### PASSAGE FOR REVIEW

══════

Reinheimer recorded his first Major League hit on August 15 against Cody Carroll of the Baltimore Orioles at Camden Yards.

===Baltimore Orioles===
On November 2, 2018, Reinheimer was claimed off waivers by the Chicago Cubs. On November 20, he was claimed by the Texas Rangers. On January 28, 2019, Reinheimer was claimed yet again, this time by the Baltimore Orioles. On February 7, Reinheimer was designated for assignment following the signing of Nate Karns. He cleared waivers and was sent outright to the Triple-A Norfolk Tides on February 14. In 106 games for Norfolk, Reinheimer batted .246/.323/.336 with 4 home runs, 31 RBI, and 12 stolen bases. He became a free agent following the season on November 4.

===Minnesota Twins===
On December 20, 2019, Reinheimer signed a minor league deal with the Minnesota Twins. He did not play in a game in 2020 due to the cancellation of the minor league season because of the COVID-19 pandemic. Reinheimer was released by the Twins organization on September 4, 2020.

===Seattle Mariners (second stint)===
On February 1, 2021, Reinheimer signed a minor league contract with an invitation to Spring Training with his original team, the Seattle Mariners. He made 91 appearances for the Triple-A Tacoma Rainiers, batting .242/.311/.330 with four home runs, 34 RBI, and 18 stolen bases. Reinheimer elected free agency following the season on November 7.

===Gastonia Honey Hunters===
On February 25, 2022, Reinheimer signed with the Gastonia Honey Hunters of the Atlantic League of Professional Baseball. Reinheimer played in 121 games for Gastonia, hitting .281/.362/.444 with 12 home runs, 69 RBI, and 55 stolen bases. Following the regular season, he was named an Atlantic League All-Star. He became a free agent following the season.

On April 19, 2023, Reinheimer re-signed with the Honey Hunters for the 2023 season. In 41 games for Gastonia, Reinheimer slashed .313/.421/.513 with five home runs, 19 RBI, and 23 stolen bases.

===Kansas City Royals===
On June 16, 2023, Reinheimer had his contract purchased by the Kansas City Royals and was assigned to the Double–A Northwest Arkansas Naturals. In 26 games for the Naturals, he hit .132/.185/.171 with 3 RBI and 4 stolen bases. On August 7, Reinheimer was released by the Royals organization.

===Gastonia Honey Hunters / Gastonia Baseball Club===
On August 29, 2023, Reinheimer signed with the Gastonia Honey Hunters of the Atlantic League of Professional Baseball.

On April 18, 2024, after the Honey Hunters folded, Reinheimer signed with the Gastonia Baseball Club of the Atlantic League of Professional Baseball. In 53 games for Gastonia, he batted .269/.356/.394 with six home runs, 21 RBI, and 19 stolen bases.

===Chicago Cubs===
On June 25, 2024, Reinheimer's contract was purchased by the Chicago Cubs organization. In 35 appearances for the Double-A Tennessee Smokies and Triple-A Iowa Cubs, he batted a combined .172/.220/.238 with one home run, 11 RBI, and three stolen bases. Reinheimer was released by the Cubs organization on August 12.

===Gastonia Ghost Peppers===
On April 14, 2025, Reinheimer signed with the Gastonia Ghost Peppers of the Atlantic League of Professional Baseball. On May 23, manager Mauro Gozzo named Reinheimer the team's first captain in franchise history. He played in his 300th game for the club on July 16, becoming the first player to reach the milestone. In 113 appearances for Gastonia, Reinheimer slashed .246/.353/.389 with 12 home runs, 64 RBI, and 27 stolen bases.

On April 1, 2026, Reinheimer re-signed with Gastonia.

══════

Reproduce word for word the stretch of the Reinheimer career text from "On April 18, 2024, after" through "19 stolen bases.".

══════

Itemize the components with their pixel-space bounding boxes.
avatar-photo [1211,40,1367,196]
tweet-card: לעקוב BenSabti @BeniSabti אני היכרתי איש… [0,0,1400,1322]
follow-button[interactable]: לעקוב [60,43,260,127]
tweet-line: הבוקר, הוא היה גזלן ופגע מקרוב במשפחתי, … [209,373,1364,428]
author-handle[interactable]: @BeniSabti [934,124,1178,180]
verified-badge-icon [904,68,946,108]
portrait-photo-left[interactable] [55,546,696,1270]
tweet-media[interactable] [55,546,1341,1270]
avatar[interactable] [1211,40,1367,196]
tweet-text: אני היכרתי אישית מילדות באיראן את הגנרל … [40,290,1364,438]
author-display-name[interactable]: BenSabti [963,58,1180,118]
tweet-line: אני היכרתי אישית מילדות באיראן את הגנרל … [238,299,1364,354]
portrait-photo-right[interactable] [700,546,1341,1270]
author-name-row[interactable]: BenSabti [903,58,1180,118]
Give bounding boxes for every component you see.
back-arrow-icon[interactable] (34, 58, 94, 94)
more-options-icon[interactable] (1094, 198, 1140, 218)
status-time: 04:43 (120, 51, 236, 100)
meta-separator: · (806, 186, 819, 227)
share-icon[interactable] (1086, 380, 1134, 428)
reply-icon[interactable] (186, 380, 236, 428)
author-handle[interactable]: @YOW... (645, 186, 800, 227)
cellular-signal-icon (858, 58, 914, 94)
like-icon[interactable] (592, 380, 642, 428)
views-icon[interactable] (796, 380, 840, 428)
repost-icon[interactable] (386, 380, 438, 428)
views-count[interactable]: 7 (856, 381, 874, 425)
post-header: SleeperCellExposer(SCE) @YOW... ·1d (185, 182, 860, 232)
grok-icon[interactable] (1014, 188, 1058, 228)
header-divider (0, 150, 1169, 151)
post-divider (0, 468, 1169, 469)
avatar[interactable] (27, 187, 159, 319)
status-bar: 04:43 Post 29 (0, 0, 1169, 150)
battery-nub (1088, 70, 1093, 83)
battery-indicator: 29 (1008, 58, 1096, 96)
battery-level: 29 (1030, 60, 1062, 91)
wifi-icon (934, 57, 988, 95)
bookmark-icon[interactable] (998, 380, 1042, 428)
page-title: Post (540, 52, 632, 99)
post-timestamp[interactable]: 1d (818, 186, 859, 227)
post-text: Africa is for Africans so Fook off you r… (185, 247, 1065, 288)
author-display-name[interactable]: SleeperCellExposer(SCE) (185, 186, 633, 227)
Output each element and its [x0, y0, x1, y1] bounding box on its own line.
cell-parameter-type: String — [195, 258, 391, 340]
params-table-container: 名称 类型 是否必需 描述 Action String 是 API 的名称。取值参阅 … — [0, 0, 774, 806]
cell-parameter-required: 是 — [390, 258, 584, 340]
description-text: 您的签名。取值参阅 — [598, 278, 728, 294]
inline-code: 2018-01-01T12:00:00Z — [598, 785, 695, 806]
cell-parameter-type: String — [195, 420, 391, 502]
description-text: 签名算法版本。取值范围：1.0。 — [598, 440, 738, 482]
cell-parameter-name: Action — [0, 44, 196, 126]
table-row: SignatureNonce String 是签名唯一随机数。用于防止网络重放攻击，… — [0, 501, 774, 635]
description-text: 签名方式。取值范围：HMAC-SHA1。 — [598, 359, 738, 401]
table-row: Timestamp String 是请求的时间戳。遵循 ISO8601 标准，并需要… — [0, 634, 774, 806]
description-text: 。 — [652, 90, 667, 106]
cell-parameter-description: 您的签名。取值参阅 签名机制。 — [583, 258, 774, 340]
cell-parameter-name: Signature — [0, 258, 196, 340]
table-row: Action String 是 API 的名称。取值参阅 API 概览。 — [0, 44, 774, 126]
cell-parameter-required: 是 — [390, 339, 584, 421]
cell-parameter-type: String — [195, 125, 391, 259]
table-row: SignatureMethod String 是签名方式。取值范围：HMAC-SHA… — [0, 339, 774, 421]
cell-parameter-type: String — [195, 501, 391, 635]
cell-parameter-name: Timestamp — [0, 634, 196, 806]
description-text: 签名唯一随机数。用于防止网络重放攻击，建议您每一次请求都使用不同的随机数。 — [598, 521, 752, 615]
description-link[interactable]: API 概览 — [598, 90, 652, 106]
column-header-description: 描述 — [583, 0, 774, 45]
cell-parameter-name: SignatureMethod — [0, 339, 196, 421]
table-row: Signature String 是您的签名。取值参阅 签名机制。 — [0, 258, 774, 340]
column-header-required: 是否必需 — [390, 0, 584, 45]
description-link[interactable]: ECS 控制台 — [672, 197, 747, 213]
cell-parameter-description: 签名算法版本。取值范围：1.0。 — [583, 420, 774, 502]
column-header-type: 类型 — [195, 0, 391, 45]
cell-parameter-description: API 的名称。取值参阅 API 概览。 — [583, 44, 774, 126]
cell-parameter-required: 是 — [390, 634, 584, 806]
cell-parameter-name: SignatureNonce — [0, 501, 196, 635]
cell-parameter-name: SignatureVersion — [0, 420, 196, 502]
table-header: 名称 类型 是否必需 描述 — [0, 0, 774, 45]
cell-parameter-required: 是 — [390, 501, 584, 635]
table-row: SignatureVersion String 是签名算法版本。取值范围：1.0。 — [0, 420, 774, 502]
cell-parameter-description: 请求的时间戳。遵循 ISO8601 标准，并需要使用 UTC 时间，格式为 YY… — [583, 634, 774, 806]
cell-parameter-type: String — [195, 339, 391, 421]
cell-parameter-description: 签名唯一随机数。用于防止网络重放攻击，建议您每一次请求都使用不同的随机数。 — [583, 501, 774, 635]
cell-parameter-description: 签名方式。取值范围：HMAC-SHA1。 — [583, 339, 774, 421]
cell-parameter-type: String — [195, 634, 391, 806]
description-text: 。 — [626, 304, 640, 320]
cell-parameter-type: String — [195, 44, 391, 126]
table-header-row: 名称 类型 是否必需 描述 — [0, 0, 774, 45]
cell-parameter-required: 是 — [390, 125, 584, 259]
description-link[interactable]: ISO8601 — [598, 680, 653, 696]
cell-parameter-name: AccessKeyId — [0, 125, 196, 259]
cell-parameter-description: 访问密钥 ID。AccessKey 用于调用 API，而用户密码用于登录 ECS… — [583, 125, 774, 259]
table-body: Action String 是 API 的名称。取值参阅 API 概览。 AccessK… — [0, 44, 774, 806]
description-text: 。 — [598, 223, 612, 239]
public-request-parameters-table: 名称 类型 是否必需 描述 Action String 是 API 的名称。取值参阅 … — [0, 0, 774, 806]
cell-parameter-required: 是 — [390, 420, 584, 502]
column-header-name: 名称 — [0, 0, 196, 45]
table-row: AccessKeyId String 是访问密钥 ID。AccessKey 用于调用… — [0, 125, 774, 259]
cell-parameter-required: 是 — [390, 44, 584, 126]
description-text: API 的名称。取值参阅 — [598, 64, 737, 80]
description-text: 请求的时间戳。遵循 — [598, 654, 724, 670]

══════

### ANSWER TO THE EXERCISE
On April 18, 2024, after the Honey Hunters folded, Reinheimer signed with the Gastonia Baseball Club of the Atlantic League of Professional Baseball. In 53 games for Gastonia, he batted .269/.356/.394 with six home runs, 21 RBI, and 19 stolen bases.